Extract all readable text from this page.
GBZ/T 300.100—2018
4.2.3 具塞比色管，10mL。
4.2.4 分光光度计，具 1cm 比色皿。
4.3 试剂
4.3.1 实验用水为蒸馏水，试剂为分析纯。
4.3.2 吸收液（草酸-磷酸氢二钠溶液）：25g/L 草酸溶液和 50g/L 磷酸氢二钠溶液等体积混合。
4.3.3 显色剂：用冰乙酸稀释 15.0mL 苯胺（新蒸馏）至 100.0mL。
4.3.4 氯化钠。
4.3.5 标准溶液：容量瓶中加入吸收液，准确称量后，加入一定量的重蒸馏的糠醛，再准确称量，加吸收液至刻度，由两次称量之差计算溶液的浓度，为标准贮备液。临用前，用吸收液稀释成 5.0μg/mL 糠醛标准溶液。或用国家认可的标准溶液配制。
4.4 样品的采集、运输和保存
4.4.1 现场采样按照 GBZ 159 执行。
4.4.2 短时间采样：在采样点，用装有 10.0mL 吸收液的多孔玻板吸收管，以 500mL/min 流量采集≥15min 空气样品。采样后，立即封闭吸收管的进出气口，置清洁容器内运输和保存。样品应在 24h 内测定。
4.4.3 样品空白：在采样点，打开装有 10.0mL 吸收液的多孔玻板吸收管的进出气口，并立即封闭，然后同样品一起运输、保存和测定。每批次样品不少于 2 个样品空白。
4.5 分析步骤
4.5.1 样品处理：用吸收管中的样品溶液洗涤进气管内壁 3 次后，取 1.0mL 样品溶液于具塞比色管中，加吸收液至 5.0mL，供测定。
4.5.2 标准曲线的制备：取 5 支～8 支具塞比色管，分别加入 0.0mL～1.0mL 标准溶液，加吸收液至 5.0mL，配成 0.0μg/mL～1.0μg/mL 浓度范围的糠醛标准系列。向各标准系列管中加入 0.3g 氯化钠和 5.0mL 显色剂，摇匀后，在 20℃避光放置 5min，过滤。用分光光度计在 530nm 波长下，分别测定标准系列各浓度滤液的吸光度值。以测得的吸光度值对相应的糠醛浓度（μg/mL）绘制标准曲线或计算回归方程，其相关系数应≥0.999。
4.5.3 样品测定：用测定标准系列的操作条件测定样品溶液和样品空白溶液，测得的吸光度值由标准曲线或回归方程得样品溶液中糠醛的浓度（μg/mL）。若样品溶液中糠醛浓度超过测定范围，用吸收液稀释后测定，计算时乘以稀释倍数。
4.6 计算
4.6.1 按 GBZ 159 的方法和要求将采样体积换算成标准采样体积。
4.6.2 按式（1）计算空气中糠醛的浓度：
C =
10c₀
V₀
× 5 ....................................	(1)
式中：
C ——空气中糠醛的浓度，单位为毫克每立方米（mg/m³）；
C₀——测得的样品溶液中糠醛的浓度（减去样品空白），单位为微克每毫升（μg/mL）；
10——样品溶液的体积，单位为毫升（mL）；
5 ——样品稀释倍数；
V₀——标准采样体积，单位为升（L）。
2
—————
» **EXERCISE PROMPT**
Copy down the whole of the data above, matching it exactly.

» **CORRECT RESULT**
Extract all readable text from this page.
GBZ/T 300.100—2018
4.2.3 具塞比色管，10mL。
4.2.4 分光光度计，具 1cm 比色皿。
4.3 试剂
4.3.1 实验用水为蒸馏水，试剂为分析纯。
4.3.2 吸收液（草酸-磷酸氢二钠溶液）：25g/L 草酸溶液和 50g/L 磷酸氢二钠溶液等体积混合。
4.3.3 显色剂：用冰乙酸稀释 15.0mL 苯胺（新蒸馏）至 100.0mL。
4.3.4 氯化钠。
4.3.5 标准溶液：容量瓶中加入吸收液，准确称量后，加入一定量的重蒸馏的糠醛，再准确称量，加吸收液至刻度，由两次称量之差计算溶液的浓度，为标准贮备液。临用前，用吸收液稀释成 5.0μg/mL 糠醛标准溶液。或用国家认可的标准溶液配制。
4.4 样品的采集、运输和保存
4.4.1 现场采样按照 GBZ 159 执行。
4.4.2 短时间采样：在采样点，用装有 10.0mL 吸收液的多孔玻板吸收管，以 500mL/min 流量采集≥15min 空气样品。采样后，立即封闭吸收管的进出气口，置清洁容器内运输和保存。样品应在 24h 内测定。
4.4.3 样品空白：在采样点，打开装有 10.0mL 吸收液的多孔玻板吸收管的进出气口，并立即封闭，然后同样品一起运输、保存和测定。每批次样品不少于 2 个样品空白。
4.5 分析步骤
4.5.1 样品处理：用吸收管中的样品溶液洗涤进气管内壁 3 次后，取 1.0mL 样品溶液于具塞比色管中，加吸收液至 5.0mL，供测定。
4.5.2 标准曲线的制备：取 5 支～8 支具塞比色管，分别加入 0.0mL～1.0mL 标准溶液，加吸收液至 5.0mL，配成 0.0μg/mL～1.0μg/mL 浓度范围的糠醛标准系列。向各标准系列管中加入 0.3g 氯化钠和 5.0mL 显色剂，摇匀后，在 20℃避光放置 5min，过滤。用分光光度计在 530nm 波长下，分别测定标准系列各浓度滤液的吸光度值。以测得的吸光度值对相应的糠醛浓度（μg/mL）绘制标准曲线或计算回归方程，其相关系数应≥0.999。
4.5.3 样品测定：用测定标准系列的操作条件测定样品溶液和样品空白溶液，测得的吸光度值由标准曲线或回归方程得样品溶液中糠醛的浓度（μg/mL）。若样品溶液中糠醛浓度超过测定范围，用吸收液稀释后测定，计算时乘以稀释倍数。
4.6 计算
4.6.1 按 GBZ 159 的方法和要求将采样体积换算成标准采样体积。
4.6.2 按式（1）计算空气中糠醛的浓度：
C =
10c₀
V₀
× 5 ....................................	(1)
式中：
C ——空气中糠醛的浓度，单位为毫克每立方米（mg/m³）；
C₀——测得的样品溶液中糠醛的浓度（减去样品空白），单位为微克每毫升（μg/mL）；
10——样品溶液的体积，单位为毫升（mL）；
5 ——样品稀释倍数；
V₀——标准采样体积，单位为升（L）。
2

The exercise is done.